-- START OF The records --
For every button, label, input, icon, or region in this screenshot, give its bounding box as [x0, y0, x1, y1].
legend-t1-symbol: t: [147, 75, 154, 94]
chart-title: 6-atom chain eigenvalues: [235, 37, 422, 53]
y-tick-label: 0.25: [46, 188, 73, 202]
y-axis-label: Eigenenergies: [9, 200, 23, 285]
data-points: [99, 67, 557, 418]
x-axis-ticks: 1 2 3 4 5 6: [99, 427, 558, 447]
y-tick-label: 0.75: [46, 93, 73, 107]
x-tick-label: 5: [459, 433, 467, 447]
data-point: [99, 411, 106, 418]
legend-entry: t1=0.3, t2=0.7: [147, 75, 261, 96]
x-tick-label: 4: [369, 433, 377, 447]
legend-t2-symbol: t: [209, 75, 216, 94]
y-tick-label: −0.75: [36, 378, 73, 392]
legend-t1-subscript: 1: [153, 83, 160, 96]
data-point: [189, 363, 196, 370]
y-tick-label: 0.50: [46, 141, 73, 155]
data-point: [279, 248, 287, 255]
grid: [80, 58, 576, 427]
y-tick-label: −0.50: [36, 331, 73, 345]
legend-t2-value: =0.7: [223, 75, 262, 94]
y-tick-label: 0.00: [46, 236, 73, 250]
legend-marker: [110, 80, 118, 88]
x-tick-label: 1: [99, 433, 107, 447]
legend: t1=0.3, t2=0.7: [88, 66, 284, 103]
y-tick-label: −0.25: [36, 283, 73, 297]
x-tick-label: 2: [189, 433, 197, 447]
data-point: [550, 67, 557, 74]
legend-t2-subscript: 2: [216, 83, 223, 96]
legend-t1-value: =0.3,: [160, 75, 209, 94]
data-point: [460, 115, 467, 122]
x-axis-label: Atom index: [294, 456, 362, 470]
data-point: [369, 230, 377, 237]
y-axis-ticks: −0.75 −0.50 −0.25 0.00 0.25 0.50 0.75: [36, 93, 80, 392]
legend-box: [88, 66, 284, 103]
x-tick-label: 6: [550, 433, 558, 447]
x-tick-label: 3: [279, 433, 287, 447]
-- END OF The records --
What the task requires => Copy the listing from its first line through the line containing "x-axis-ticks: 1 2", swapping "Eigenenergies" for "Energy levels" and keeping everything else the same.

Solution to this problem =>
For every button, label, input, icon, or region in this screenshot, give its bounding box as [x0, y0, x1, y1].
legend-t1-symbol: t: [147, 75, 154, 94]
chart-title: 6-atom chain eigenvalues: [235, 37, 422, 53]
y-tick-label: 0.25: [46, 188, 73, 202]
y-axis-label: Energy levels: [9, 200, 23, 285]
data-points: [99, 67, 557, 418]
x-axis-ticks: 1 2 3 4 5 6: [99, 427, 558, 447]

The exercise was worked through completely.